Below are records to be output exactly, every one of them.
------------
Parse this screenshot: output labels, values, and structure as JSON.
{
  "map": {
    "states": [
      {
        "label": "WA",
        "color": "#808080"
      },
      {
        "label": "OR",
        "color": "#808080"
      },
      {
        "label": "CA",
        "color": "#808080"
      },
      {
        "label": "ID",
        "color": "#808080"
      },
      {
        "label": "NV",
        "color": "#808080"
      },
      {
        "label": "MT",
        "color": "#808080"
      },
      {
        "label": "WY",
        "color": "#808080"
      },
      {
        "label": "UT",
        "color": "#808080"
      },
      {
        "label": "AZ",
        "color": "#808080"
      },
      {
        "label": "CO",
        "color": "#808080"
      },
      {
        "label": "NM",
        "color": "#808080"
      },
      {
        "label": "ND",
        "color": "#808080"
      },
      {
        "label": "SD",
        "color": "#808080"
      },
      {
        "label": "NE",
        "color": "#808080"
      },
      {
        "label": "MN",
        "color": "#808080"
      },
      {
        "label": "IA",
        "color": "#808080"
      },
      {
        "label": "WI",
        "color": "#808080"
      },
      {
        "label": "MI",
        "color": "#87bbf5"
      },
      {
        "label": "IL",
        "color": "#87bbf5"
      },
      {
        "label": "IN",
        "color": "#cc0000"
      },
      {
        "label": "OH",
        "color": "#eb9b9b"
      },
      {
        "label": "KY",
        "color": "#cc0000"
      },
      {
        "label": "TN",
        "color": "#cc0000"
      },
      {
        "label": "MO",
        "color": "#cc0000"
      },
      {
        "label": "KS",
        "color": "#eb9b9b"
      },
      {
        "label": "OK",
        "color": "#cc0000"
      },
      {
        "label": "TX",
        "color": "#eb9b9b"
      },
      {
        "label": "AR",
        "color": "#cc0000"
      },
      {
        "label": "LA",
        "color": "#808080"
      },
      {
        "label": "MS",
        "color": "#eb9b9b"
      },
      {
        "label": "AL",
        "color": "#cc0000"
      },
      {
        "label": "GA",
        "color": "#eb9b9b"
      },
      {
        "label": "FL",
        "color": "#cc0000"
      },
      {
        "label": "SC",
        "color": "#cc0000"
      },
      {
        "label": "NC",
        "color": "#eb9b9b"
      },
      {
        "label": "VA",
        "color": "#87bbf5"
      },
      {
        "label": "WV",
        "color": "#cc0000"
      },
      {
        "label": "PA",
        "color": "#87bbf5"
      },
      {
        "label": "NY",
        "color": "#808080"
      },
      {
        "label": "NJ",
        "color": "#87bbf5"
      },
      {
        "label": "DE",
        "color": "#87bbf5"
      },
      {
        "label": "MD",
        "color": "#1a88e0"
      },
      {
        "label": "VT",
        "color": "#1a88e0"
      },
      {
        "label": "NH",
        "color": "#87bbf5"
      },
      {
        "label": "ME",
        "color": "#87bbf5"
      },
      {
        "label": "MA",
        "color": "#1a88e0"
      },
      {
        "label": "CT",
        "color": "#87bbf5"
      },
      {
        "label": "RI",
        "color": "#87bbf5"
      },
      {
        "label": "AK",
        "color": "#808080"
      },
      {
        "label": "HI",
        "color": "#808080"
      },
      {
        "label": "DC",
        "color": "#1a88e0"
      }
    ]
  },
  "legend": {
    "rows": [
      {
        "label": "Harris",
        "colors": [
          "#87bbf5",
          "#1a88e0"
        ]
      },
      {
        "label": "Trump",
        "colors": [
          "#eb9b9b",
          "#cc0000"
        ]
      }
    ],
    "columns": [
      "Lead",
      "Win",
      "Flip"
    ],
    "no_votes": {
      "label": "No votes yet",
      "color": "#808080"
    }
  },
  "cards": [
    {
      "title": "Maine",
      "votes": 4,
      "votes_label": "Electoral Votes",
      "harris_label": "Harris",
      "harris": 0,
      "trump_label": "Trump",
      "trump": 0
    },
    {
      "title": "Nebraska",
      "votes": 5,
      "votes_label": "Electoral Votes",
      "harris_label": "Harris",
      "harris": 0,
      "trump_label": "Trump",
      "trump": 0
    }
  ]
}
------------
_Solution for this problem_
Parse this screenshot: output labels, values, and structure as JSON.
{
  "map": {
    "states": [
      {
        "label": "WA",
        "color": "#808080"
      },
      {
        "label": "OR",
        "color": "#808080"
      },
      {
        "label": "CA",
        "color": "#808080"
      },
      {
        "label": "ID",
        "color": "#808080"
      },
      {
        "label": "NV",
        "color": "#808080"
      },
      {
        "label": "MT",
        "color": "#808080"
      },
      {
        "label": "WY",
        "color": "#808080"
      },
      {
        "label": "UT",
        "color": "#808080"
      },
      {
        "label": "AZ",
        "color": "#808080"
      },
      {
        "label": "CO",
        "color": "#808080"
      },
      {
        "label": "NM",
        "color": "#808080"
      },
      {
        "label": "ND",
        "color": "#808080"
      },
      {
        "label": "SD",
        "color": "#808080"
      },
      {
        "label": "NE",
        "color": "#808080"
      },
      {
        "label": "MN",
        "color": "#808080"
      },
      {
        "label": "IA",
        "color": "#808080"
      },
      {
        "label": "WI",
        "color": "#808080"
      },
      {
        "label": "MI",
        "color": "#87bbf5"
      },
      {
        "label": "IL",
        "color": "#87bbf5"
      },
      {
        "label": "IN",
        "color": "#cc0000"
      },
      {
        "label": "OH",
        "color": "#eb9b9b"
      },
      {
        "label": "KY",
        "color": "#cc0000"
      },
      {
        "label": "TN",
        "color": "#cc0000"
      },
      {
        "label": "MO",
        "color": "#cc0000"
      },
      {
        "label": "KS",
        "color": "#eb9b9b"
      },
      {
        "label": "OK",
        "color": "#cc0000"
      },
      {
        "label": "TX",
        "color": "#eb9b9b"
      },
      {
        "label": "AR",
        "color": "#cc0000"
      },
      {
        "label": "LA",
        "color": "#808080"
      },
      {
        "label": "MS",
        "color": "#eb9b9b"
      },
      {
        "label": "AL",
        "color": "#cc0000"
      },
      {
        "label": "GA",
        "color": "#eb9b9b"
      },
      {
        "label": "FL",
        "color": "#cc0000"
      },
      {
        "label": "SC",
        "color": "#cc0000"
      },
      {
        "label": "NC",
        "color": "#eb9b9b"
      },
      {
        "label": "VA",
        "color": "#87bbf5"
      },
      {
        "label": "WV",
        "color": "#cc0000"
      },
      {
        "label": "PA",
        "color": "#87bbf5"
      },
      {
        "label": "NY",
        "color": "#808080"
      },
      {
        "label": "NJ",
        "color": "#87bbf5"
      },
      {
        "label": "DE",
        "color": "#87bbf5"
      },
      {
        "label": "MD",
        "color": "#1a88e0"
      },
      {
        "label": "VT",
        "color": "#1a88e0"
      },
      {
        "label": "NH",
        "color": "#87bbf5"
      },
      {
        "label": "ME",
        "color": "#87bbf5"
      },
      {
        "label": "MA",
        "color": "#1a88e0"
      },
      {
        "label": "CT",
        "color": "#87bbf5"
      },
      {
        "label": "RI",
        "color": "#87bbf5"
      },
      {
        "label": "AK",
        "color": "#808080"
      },
      {
        "label": "HI",
        "color": "#808080"
      },
      {
        "label": "DC",
        "color": "#1a88e0"
      }
    ]
  },
  "legend": {
    "rows": [
      {
        "label": "Harris",
        "colors": [
          "#87bbf5",
          "#1a88e0"
        ]
      },
      {
        "label": "Trump",
        "colors": [
          "#eb9b9b",
          "#cc0000"
        ]
      }
    ],
    "columns": [
      "Lead",
      "Win",
      "Flip"
    ],
    "no_votes": {
      "label": "No votes yet",
      "color": "#808080"
    }
  },
  "cards": [
    {
      "title": "Maine",
      "votes": 4,
      "votes_label": "Electoral Votes",
      "harris_label": "Harris",
      "harris": 0,
      "trump_label": "Trump",
      "trump": 0
    },
    {
      "title": "Nebraska",
      "votes": 5,
      "votes_label": "Electoral Votes",
      "harris_label": "Harris",
      "harris": 0,
      "trump_label": "Trump",
      "trump": 0
    }
  ]
}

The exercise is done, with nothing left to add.